-- BEGIN Records to process --

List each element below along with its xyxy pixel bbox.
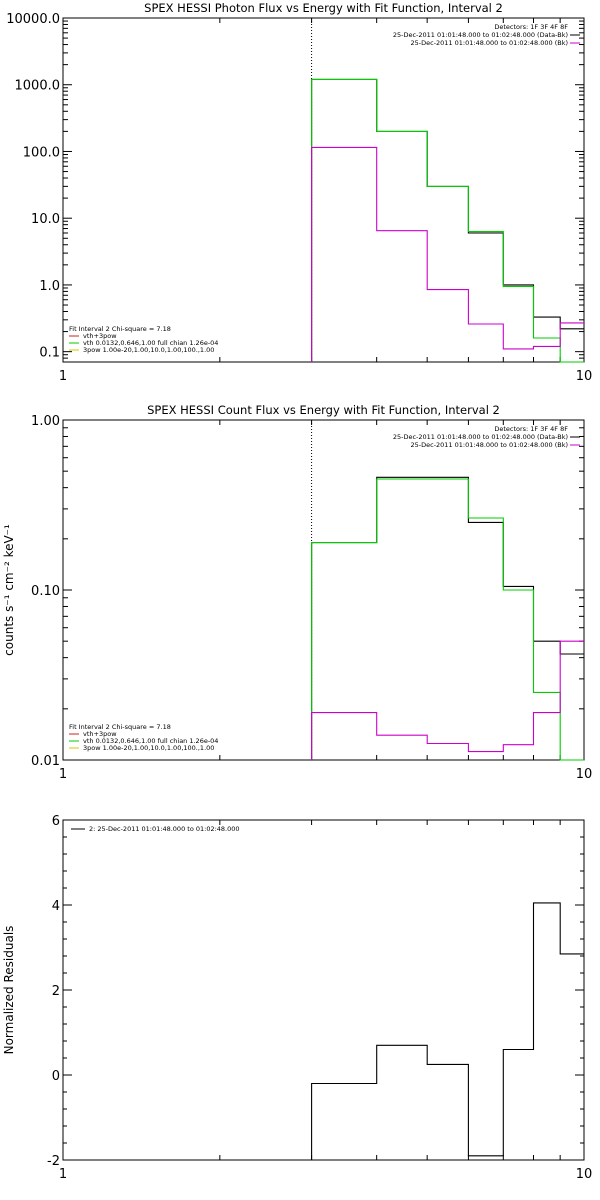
y-tick-label: 10000.0 [6, 12, 60, 27]
y-tick-label: 4 [52, 899, 60, 914]
legend-entry: 3pow 1.00e-20,1.00,10.0,1.00,100.,1.00 [83, 346, 214, 354]
legend-entry: vth+3pow [83, 730, 117, 738]
y-tick-label: 1.00 [31, 414, 60, 429]
chart-3: Normalized Residuals -2 0 2 4 6 1 10 2: 25-Dec-2… [2, 814, 592, 1182]
legend-entry: 25-Dec-2011 01:01:48.000 to 01:02:48.000… [411, 39, 569, 47]
series-1-line [311, 476, 584, 760]
series-3-line [311, 146, 584, 362]
series-3-line [311, 640, 584, 760]
legend-entry: 25-Dec-2011 01:01:48.000 to 01:02:48.000… [393, 433, 568, 441]
x-tick-label: 1 [59, 767, 67, 782]
chart-title: SPEX HESSI Photon Flux vs Energy with Fi… [144, 1, 503, 15]
y-tick-label: 100.0 [23, 145, 60, 160]
y-tick-label: 6 [52, 814, 60, 829]
legend-entry: Detectors: 1F 3F 4F 8F [494, 425, 568, 433]
plot-frame [62, 17, 585, 363]
x-tick-label: 10 [576, 767, 593, 782]
y-axis-label: counts s⁻¹ cm⁻² keV⁻¹ [2, 524, 16, 656]
legend-entry: Detectors: 1F 3F 4F 8F [494, 23, 568, 31]
y-axis-label: Normalized Residuals [2, 926, 16, 1055]
x-tick-label: 1 [59, 1167, 67, 1182]
chart-title: SPEX HESSI Count Flux vs Energy with Fit… [147, 403, 500, 417]
y-tick-label: 0.1 [39, 346, 60, 361]
legend-entry: 25-Dec-2011 01:01:48.000 to 01:02:48.000… [411, 441, 569, 449]
legend-entry: vth+3pow [83, 332, 117, 340]
plot-frame [62, 819, 585, 1161]
chart-2: SPEX HESSI Count Flux vs Energy with Fit… [2, 403, 592, 782]
chart-1: SPEX HESSI Photon Flux vs Energy with Fi… [6, 1, 592, 384]
x-tick-label: 10 [576, 1167, 593, 1182]
legend-entry: Fit Interval 2 Chi-square = 7.18 [69, 325, 171, 333]
x-tick-label: 1 [59, 369, 67, 384]
y-tick-label: 0 [52, 1069, 60, 1084]
y-tick-label: 2 [52, 984, 60, 999]
y-tick-label: 1.0 [39, 279, 60, 294]
legend-entry: 3pow 1.00e-20,1.00,10.0,1.00,100.,1.00 [83, 744, 214, 752]
y-tick-label: 10.0 [31, 212, 60, 227]
y-tick-label: 0.01 [31, 754, 60, 769]
series-1-line [311, 78, 584, 362]
y-tick-label: 1000.0 [15, 79, 61, 94]
legend-entry: 25-Dec-2011 01:01:48.000 to 01:02:48.000… [393, 31, 568, 39]
x-tick-label: 10 [576, 369, 593, 384]
legend-entry: vth 0.0132,0.646,1.00 full chian 1.26e-0… [83, 339, 218, 347]
series-2-line [311, 478, 584, 761]
legend-entry: 2: 25-Dec-2011 01:01:48.000 to 01:02:48.… [89, 825, 240, 833]
legend-entry: vth 0.0132,0.646,1.00 full chian 1.26e-0… [83, 737, 218, 745]
y-tick-label: -2 [47, 1154, 60, 1169]
series-2-line [311, 78, 584, 363]
y-tick-label: 0.10 [31, 584, 60, 599]
legend-entry: Fit Interval 2 Chi-square = 7.18 [69, 723, 171, 731]
series-1-line [311, 902, 584, 1160]
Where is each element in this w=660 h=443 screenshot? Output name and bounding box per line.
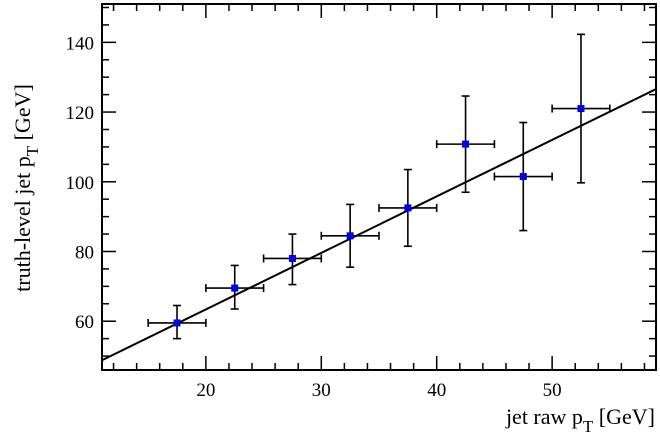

-- END Records to process --

Objective: Copy the lines from the one with "y-tick-label: 10000.0 [6, 12, 60, 27]" up to and including the one with "x-tick-label: 1 [59, 1167, 67, 1182]", putting "legend-item" wherever "legend-entry" appears and changing nothing else. Give only those lines.

Output:
y-tick-label: 10000.0 [6, 12, 60, 27]
y-tick-label: 4 [52, 899, 60, 914]
legend-item: 3pow 1.00e-20,1.00,10.0,1.00,100.,1.00 [83, 346, 214, 354]
legend-item: vth+3pow [83, 730, 117, 738]
y-tick-label: 1.00 [31, 414, 60, 429]
chart-3: Normalized Residuals -2 0 2 4 6 1 10 2: 25-Dec-2… [2, 814, 592, 1182]
legend-item: 25-Dec-2011 01:01:48.000 to 01:02:48.000… [411, 39, 569, 47]
series-1-line [311, 476, 584, 760]
series-3-line [311, 146, 584, 362]
series-3-line [311, 640, 584, 760]
legend-item: 25-Dec-2011 01:01:48.000 to 01:02:48.000… [393, 433, 568, 441]
x-tick-label: 1 [59, 767, 67, 782]
chart-title: SPEX HESSI Photon Flux vs Energy with Fi… [144, 1, 503, 15]
y-tick-label: 100.0 [23, 145, 60, 160]
y-tick-label: 6 [52, 814, 60, 829]
legend-item: Detectors: 1F 3F 4F 8F [494, 425, 568, 433]
plot-frame [62, 17, 585, 363]
x-tick-label: 10 [576, 767, 593, 782]
y-axis-label: counts s⁻¹ cm⁻² keV⁻¹ [2, 524, 16, 656]
legend-item: Detectors: 1F 3F 4F 8F [494, 23, 568, 31]
y-axis-label: Normalized Residuals [2, 926, 16, 1055]
x-tick-label: 1 [59, 1167, 67, 1182]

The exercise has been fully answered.